*Instructions for the task*.
Find all lines in the listing that include the word "name", then copy them.

Extracts from a graphics dataset
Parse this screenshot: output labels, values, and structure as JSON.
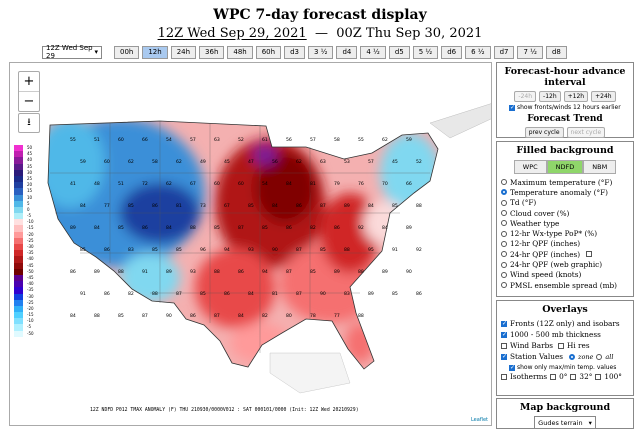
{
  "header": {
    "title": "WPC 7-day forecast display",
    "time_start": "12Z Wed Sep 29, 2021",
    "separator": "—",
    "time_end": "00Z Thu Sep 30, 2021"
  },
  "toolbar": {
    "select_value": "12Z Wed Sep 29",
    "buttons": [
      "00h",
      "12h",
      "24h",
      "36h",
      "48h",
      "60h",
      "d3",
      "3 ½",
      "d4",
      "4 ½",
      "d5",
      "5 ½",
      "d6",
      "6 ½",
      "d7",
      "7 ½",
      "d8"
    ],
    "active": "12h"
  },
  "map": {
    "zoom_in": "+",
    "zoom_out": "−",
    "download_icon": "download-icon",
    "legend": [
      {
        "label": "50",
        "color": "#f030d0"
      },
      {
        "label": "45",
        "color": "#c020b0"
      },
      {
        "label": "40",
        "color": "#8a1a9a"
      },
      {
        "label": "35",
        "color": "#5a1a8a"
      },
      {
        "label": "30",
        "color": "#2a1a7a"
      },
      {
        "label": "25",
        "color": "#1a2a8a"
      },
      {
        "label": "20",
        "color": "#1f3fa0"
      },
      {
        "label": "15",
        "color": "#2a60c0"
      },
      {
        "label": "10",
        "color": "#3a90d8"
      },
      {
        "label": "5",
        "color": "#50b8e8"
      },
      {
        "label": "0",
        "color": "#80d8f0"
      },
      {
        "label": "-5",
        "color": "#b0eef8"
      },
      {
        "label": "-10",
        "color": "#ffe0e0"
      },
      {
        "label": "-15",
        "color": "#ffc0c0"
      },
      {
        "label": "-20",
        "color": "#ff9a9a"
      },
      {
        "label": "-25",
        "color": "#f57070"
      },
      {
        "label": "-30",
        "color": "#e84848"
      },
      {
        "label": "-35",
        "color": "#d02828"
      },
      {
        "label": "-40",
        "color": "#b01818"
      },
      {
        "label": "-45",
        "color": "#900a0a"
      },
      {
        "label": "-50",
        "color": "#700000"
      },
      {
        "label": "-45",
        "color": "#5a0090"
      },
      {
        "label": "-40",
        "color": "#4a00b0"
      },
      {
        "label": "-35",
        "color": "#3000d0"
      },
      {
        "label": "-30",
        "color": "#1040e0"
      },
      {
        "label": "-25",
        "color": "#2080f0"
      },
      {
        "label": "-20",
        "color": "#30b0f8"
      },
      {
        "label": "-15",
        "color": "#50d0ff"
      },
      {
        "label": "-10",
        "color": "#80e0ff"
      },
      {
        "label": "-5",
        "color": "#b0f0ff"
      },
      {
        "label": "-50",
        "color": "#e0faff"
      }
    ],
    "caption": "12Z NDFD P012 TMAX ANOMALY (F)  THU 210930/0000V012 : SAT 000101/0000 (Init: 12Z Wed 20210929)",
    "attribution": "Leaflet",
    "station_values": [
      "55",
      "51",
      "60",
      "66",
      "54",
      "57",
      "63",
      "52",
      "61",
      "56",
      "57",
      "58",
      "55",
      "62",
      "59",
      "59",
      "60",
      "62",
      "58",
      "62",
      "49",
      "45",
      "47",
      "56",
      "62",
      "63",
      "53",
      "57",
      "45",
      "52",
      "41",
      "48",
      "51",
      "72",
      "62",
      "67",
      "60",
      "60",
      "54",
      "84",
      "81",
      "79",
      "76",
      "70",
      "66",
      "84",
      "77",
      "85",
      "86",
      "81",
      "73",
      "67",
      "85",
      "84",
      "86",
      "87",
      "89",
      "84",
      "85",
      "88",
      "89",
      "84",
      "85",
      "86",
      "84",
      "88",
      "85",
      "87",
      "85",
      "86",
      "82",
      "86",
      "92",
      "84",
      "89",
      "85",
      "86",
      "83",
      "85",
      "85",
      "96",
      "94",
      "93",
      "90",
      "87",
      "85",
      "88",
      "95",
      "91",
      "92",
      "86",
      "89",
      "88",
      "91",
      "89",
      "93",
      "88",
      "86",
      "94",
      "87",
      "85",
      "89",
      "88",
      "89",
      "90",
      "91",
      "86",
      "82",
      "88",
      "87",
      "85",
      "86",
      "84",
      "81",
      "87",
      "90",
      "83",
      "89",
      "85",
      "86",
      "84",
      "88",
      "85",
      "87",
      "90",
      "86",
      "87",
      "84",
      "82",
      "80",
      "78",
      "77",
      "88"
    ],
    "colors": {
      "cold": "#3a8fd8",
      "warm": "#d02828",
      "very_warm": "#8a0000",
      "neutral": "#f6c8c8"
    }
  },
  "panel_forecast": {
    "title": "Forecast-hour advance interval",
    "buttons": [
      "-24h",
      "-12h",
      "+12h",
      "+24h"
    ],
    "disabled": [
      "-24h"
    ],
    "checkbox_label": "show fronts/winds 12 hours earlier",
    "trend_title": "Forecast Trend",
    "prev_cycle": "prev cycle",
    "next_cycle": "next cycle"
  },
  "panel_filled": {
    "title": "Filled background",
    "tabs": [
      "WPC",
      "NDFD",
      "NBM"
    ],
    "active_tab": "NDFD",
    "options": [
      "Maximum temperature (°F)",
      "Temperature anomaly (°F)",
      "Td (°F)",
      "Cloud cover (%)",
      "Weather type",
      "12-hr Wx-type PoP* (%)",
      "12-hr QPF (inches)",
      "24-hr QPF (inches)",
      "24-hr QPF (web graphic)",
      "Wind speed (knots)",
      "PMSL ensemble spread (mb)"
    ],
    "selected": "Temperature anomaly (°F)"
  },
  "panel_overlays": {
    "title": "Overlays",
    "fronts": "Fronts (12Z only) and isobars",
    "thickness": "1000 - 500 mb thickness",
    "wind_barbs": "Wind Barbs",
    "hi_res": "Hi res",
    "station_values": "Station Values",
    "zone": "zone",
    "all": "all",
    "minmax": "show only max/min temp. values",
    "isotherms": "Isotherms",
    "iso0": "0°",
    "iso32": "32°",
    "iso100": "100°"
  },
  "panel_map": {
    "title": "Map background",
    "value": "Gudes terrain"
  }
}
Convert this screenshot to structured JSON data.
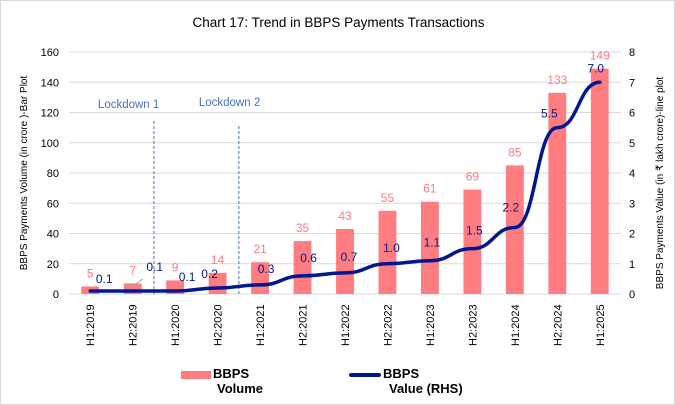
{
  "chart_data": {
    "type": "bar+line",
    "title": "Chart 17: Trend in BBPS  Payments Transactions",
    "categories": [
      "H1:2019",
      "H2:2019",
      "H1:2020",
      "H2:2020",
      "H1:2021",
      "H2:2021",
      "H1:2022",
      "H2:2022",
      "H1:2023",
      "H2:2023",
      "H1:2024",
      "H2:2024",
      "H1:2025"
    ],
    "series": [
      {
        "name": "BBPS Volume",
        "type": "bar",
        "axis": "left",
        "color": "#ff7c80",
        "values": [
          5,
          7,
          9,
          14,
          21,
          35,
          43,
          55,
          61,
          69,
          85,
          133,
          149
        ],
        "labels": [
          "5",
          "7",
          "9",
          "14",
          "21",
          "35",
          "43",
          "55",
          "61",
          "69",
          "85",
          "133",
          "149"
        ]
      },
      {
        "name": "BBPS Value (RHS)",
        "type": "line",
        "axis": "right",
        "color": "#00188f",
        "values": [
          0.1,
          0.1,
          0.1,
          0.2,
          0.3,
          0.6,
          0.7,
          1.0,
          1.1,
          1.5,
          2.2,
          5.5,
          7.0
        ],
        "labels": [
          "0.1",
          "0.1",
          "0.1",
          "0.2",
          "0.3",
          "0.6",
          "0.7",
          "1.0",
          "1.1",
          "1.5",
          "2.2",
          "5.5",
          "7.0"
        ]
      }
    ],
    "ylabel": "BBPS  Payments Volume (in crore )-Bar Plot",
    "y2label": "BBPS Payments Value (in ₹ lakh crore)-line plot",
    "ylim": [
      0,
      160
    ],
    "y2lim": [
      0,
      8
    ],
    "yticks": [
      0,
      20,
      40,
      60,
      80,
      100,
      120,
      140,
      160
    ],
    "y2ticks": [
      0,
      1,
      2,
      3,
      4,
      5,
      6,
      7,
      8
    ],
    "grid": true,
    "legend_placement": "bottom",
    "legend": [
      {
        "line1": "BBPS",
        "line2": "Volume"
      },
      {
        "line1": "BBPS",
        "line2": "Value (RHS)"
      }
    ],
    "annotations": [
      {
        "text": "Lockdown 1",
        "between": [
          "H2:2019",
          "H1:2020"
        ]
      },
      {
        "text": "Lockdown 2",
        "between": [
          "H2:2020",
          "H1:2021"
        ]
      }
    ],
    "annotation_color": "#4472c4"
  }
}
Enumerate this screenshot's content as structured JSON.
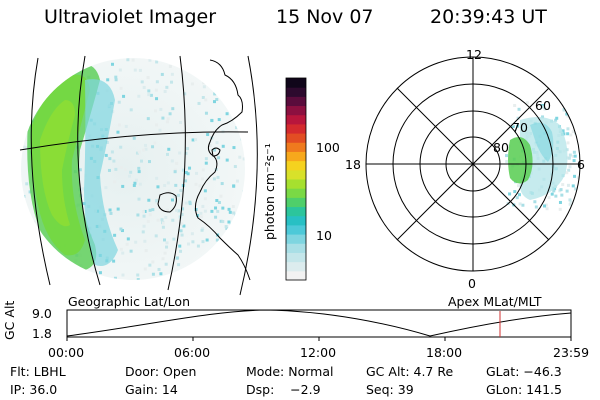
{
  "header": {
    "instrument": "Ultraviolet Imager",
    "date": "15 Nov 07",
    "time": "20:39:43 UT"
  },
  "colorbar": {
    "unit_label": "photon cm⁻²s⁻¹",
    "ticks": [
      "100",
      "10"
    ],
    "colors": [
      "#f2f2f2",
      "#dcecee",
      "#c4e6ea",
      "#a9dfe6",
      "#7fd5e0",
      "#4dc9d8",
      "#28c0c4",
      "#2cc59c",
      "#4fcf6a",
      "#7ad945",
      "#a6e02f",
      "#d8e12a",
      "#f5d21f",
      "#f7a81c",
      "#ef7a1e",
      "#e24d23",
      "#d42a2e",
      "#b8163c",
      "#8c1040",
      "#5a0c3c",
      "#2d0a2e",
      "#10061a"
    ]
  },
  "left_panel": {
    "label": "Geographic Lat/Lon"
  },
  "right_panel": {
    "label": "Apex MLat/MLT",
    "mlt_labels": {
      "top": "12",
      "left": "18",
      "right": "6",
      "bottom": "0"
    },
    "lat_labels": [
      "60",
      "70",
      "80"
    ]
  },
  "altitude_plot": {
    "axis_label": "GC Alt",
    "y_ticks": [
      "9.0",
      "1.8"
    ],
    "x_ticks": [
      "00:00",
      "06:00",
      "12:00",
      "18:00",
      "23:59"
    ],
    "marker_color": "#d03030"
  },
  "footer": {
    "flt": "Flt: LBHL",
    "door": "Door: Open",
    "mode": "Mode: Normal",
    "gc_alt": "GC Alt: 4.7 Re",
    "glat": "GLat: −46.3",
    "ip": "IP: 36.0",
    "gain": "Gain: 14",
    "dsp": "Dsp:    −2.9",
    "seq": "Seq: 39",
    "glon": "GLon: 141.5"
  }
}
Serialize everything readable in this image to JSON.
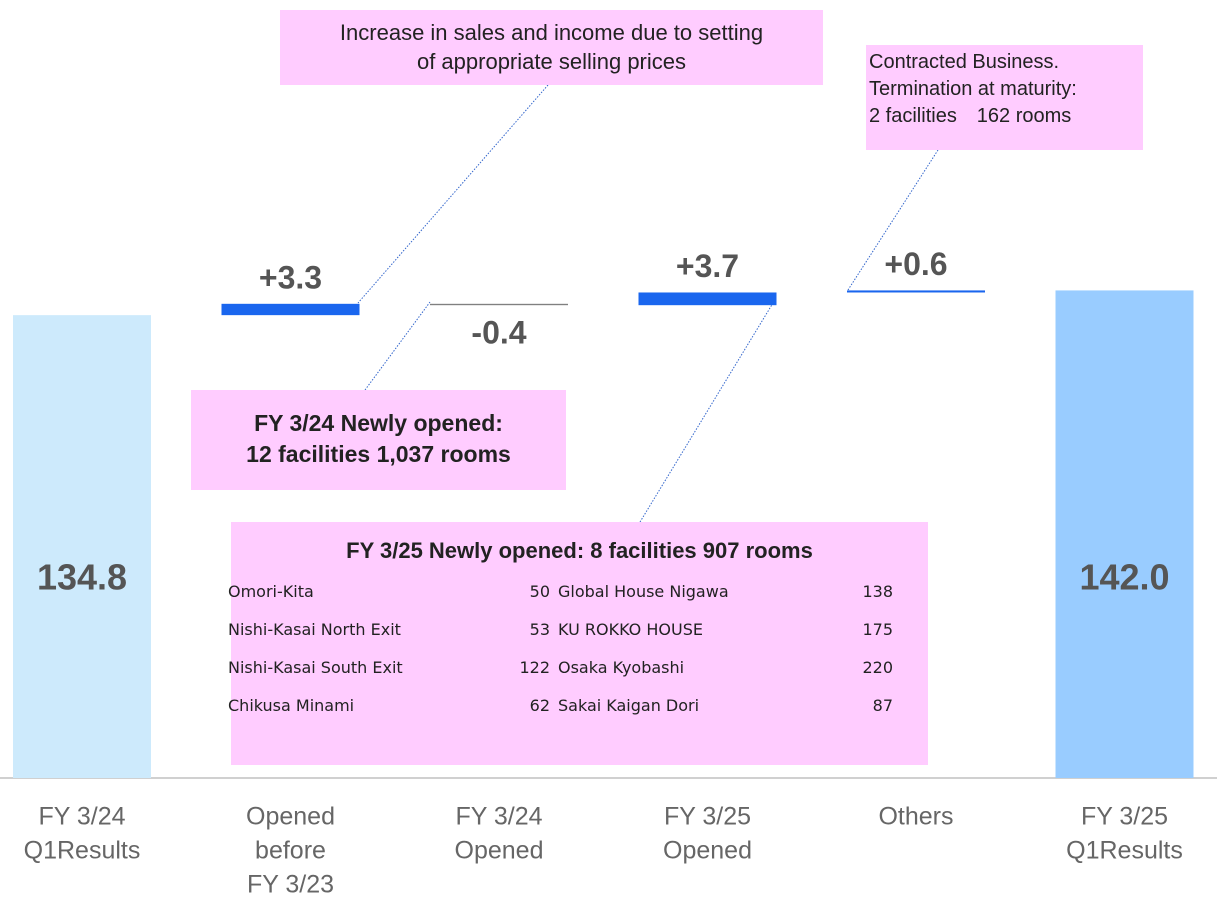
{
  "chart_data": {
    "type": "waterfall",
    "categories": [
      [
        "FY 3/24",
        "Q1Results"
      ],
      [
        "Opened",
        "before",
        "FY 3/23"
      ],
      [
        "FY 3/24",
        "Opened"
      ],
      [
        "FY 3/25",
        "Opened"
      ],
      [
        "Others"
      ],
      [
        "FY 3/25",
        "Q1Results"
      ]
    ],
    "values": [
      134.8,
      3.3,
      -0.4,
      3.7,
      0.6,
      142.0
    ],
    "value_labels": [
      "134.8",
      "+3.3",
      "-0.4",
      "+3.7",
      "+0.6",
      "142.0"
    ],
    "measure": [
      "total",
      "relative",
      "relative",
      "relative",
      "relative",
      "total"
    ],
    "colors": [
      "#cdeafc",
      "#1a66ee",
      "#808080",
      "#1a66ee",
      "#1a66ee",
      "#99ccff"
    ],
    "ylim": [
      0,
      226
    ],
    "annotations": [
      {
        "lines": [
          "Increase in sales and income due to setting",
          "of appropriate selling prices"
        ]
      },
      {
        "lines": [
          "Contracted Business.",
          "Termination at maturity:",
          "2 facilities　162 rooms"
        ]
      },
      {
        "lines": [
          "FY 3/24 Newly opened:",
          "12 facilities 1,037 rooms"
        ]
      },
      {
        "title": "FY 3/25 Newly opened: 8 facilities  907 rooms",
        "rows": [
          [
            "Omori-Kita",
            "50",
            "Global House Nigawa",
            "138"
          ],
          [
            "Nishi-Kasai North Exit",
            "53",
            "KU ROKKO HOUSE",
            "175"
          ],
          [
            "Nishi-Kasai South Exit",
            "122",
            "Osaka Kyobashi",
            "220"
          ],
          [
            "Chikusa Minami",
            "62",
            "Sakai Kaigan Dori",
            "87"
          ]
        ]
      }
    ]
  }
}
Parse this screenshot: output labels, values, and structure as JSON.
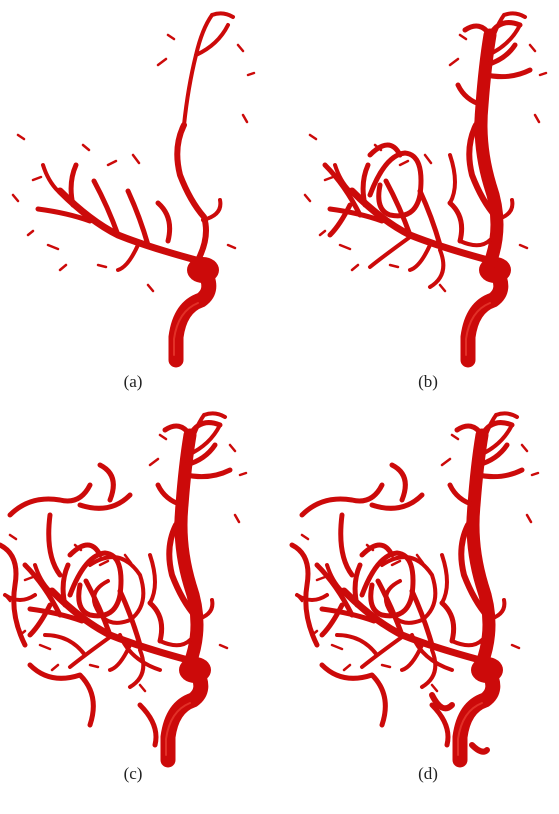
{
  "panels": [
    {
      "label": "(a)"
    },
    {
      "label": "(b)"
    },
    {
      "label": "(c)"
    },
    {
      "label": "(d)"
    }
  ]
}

*Solution to the exercise*.
        "name": "BBPS Volume",
        "name": "BBPS Value (RHS)",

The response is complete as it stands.